■ STATED GOAL
From the entries below, please gather each line containing the string "Excel".
((
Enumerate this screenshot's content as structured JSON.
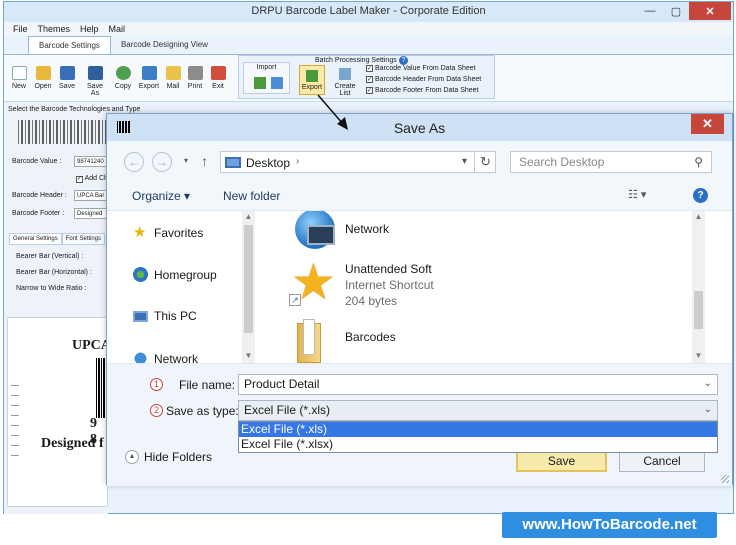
{
  "app": {
    "title": "DRPU Barcode Label Maker - Corporate Edition",
    "menu": [
      "File",
      "Themes",
      "Help",
      "Mail"
    ],
    "tabs": [
      "Barcode Settings",
      "Barcode Designing View"
    ],
    "toolbar": [
      "New",
      "Open",
      "Save",
      "Save As",
      "Copy",
      "Export",
      "Mail",
      "Print",
      "Exit"
    ],
    "batch": {
      "title": "Batch Processing Settings",
      "help": "?",
      "import_label": "Import",
      "export_label": "Export",
      "create_list_label": "Create List",
      "options": [
        "Barcode Value From Data Sheet",
        "Barcode Header From Data Sheet",
        "Barcode Footer From Data Sheet"
      ]
    },
    "left_panel": {
      "heading": "Select the Barcode Technologies and Type",
      "barcode_value_label": "Barcode Value :",
      "barcode_value": "98741240",
      "add_checksum_label": "Add Ch",
      "barcode_header_label": "Barcode Header :",
      "barcode_header": "UPCA Bar",
      "barcode_footer_label": "Barcode Footer :",
      "barcode_footer": "Designed",
      "subtabs": [
        "General Settings",
        "Font Settings"
      ],
      "fields": [
        "Bearer Bar (Vertical) :",
        "Bearer Bar (Horizontal) :",
        "Narrow to Wide Ratio :"
      ]
    },
    "preview": {
      "header": "UPCA",
      "number": "9 8",
      "footer": "Designed f"
    }
  },
  "dialog": {
    "title": "Save As",
    "close": "✕",
    "address": {
      "location": "Desktop",
      "crumb": "›"
    },
    "search_placeholder": "Search Desktop",
    "organize": "Organize ▾",
    "new_folder": "New folder",
    "help": "?",
    "nav_pane": [
      "Favorites",
      "Homegroup",
      "This PC",
      "Network"
    ],
    "files": [
      {
        "name": "Network",
        "sub1": "",
        "sub2": ""
      },
      {
        "name": "Unattended Soft",
        "sub1": "Internet Shortcut",
        "sub2": "204 bytes"
      },
      {
        "name": "Barcodes",
        "sub1": "",
        "sub2": ""
      }
    ],
    "file_name_step": "1",
    "file_name_label": "File name:",
    "file_name_value": "Product Detail",
    "save_type_step": "2",
    "save_type_label": "Save as type:",
    "save_type_value": "Excel File (*.xls)",
    "save_type_options": [
      "Excel File (*.xls)",
      "Excel File (*.xlsx)"
    ],
    "hide_folders": "Hide Folders",
    "save_button": "Save",
    "cancel_button": "Cancel"
  },
  "watermark": "www.HowToBarcode.net",
  "colors": {
    "accent": "#3578e5",
    "close_red": "#c7463b",
    "save_highlight": "#f6e9a9",
    "watermark_bg": "#2f8ee0"
  }
}
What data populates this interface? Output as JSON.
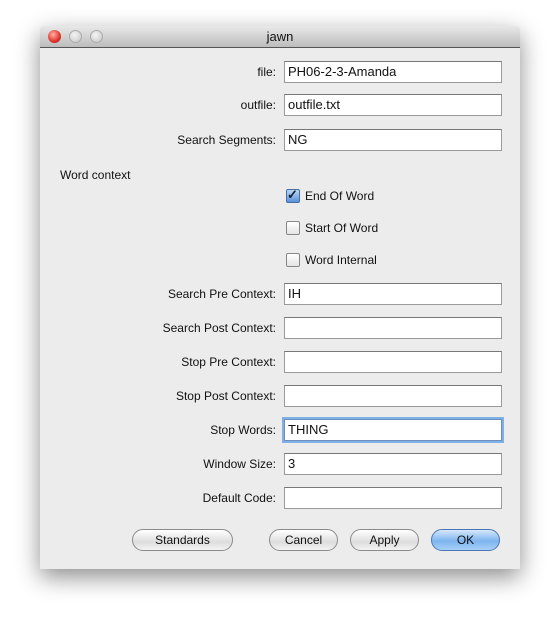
))
■ PROBLEM SOLUTION
    "save_type_value": "Excel File (*.xls)",
      "Excel File (*.xls)",
      "Excel File (*.xlsx)"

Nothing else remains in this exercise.